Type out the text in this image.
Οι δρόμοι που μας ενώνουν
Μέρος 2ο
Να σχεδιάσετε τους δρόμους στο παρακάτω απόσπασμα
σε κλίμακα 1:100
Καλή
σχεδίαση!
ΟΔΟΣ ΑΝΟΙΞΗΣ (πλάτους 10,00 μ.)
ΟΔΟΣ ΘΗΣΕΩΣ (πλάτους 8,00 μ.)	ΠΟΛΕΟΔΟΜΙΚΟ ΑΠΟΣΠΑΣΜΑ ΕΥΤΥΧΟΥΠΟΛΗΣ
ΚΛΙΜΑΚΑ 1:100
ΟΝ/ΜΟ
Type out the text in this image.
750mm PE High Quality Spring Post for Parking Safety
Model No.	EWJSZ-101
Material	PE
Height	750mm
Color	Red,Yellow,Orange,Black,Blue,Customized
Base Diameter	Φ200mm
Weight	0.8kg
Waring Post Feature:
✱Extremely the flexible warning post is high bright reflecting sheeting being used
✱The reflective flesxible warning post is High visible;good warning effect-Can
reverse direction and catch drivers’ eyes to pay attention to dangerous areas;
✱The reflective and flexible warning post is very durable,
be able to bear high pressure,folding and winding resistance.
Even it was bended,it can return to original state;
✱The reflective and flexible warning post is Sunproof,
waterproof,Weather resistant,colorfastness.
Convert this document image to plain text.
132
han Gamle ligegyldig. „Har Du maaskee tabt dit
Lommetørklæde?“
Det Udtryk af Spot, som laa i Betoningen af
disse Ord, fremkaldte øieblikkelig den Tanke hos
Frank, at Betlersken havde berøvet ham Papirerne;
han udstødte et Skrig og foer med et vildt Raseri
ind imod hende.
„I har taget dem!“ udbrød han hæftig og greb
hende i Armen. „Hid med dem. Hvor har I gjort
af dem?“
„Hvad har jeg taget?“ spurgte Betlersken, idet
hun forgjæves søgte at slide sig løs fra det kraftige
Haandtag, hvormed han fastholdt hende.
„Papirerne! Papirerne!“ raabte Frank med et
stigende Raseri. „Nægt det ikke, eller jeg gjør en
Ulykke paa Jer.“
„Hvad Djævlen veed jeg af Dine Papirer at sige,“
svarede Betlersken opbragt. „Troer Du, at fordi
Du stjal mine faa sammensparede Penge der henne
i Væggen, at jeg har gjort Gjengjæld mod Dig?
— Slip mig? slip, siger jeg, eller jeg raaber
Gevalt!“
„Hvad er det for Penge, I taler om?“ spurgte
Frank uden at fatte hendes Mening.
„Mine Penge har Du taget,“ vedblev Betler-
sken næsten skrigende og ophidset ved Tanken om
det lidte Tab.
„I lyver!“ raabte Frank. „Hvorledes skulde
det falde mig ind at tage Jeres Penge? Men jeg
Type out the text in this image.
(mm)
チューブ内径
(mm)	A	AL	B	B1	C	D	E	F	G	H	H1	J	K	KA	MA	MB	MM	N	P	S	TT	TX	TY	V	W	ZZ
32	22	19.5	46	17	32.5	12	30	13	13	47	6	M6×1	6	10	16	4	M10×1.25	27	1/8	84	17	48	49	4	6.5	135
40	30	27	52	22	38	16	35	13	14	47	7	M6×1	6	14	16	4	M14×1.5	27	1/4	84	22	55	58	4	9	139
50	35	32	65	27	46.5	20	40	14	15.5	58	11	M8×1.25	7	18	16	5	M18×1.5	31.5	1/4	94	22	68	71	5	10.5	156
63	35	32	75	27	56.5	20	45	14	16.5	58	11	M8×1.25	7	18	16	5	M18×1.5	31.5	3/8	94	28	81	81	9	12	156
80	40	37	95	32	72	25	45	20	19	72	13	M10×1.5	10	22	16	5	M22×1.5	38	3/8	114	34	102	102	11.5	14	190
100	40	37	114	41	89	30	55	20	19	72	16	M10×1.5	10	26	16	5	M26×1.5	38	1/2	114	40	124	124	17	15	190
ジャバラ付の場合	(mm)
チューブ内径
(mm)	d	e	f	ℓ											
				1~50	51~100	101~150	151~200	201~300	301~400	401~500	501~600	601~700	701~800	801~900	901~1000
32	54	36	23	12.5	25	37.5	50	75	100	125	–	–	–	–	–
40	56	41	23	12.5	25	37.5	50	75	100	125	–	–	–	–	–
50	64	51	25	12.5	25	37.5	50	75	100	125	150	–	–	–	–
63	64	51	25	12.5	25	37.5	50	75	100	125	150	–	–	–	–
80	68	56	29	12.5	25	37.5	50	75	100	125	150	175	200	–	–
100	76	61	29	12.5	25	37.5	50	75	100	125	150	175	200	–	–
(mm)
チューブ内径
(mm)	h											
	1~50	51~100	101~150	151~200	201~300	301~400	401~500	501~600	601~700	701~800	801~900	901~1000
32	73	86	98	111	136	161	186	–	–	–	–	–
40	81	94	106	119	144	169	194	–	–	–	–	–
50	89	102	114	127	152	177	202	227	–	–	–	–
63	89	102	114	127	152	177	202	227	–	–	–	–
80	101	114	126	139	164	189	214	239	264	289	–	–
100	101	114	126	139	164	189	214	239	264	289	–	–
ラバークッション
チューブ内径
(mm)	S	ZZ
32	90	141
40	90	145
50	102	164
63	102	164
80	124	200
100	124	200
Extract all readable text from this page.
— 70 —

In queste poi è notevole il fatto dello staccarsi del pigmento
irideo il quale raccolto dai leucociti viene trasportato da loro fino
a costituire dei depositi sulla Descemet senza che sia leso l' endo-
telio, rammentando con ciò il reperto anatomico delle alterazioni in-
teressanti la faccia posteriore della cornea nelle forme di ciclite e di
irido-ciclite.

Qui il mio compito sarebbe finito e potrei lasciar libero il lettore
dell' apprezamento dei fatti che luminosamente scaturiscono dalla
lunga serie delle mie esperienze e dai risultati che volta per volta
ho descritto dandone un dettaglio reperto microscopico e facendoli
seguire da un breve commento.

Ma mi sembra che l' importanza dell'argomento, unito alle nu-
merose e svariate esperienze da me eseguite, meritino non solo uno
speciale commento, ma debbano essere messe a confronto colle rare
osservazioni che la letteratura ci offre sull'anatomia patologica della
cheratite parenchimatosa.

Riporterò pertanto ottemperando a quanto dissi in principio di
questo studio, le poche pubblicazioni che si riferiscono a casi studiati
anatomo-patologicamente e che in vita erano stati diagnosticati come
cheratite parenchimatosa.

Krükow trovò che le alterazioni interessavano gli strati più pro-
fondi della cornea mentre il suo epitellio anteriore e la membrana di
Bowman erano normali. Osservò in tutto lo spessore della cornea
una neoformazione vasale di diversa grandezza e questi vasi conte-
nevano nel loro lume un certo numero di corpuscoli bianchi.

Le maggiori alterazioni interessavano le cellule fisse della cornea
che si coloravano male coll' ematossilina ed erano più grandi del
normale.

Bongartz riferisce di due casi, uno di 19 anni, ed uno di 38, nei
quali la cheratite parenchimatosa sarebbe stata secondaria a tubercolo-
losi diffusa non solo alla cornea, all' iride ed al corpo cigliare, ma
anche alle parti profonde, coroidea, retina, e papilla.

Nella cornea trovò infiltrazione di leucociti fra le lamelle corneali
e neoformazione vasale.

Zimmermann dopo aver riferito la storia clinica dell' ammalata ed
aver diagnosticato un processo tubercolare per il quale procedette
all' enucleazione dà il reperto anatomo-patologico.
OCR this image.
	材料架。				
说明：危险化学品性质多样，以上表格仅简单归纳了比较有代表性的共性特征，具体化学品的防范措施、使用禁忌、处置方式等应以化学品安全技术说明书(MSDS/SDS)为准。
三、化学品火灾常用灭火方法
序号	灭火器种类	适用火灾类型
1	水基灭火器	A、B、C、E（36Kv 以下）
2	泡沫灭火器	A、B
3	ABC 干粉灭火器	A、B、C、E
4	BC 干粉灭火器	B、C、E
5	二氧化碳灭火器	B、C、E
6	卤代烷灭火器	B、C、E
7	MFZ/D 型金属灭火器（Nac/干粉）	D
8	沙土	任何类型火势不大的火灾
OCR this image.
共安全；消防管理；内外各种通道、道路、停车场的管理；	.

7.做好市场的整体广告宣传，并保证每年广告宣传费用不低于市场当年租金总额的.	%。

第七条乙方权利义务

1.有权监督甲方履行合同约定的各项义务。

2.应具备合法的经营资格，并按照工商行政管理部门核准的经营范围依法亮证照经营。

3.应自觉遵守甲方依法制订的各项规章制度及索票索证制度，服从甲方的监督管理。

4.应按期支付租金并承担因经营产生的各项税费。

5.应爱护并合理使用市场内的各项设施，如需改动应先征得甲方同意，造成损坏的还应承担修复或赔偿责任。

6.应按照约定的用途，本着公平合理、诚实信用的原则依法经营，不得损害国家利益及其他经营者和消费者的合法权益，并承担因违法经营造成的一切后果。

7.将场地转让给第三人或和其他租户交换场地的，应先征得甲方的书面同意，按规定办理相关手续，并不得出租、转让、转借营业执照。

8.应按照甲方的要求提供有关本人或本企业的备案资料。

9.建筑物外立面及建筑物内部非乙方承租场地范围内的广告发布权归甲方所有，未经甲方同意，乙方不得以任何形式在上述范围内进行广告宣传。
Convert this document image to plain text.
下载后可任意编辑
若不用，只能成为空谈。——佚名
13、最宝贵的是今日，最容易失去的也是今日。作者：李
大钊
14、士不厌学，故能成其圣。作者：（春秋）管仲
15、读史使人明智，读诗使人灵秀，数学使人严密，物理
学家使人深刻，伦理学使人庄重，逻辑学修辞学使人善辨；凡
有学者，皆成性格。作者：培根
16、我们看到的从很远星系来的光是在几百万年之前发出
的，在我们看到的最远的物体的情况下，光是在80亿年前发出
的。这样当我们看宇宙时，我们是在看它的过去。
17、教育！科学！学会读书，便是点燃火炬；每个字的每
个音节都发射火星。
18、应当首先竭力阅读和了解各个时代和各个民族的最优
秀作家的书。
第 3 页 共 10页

------------------------------------

Task statement. Look through the entries and find each line that has the string "commento". Copy those lines.

Full response.
seguire da un breve commento.
speciale commento, ma debbano essere messe a confronto colle rare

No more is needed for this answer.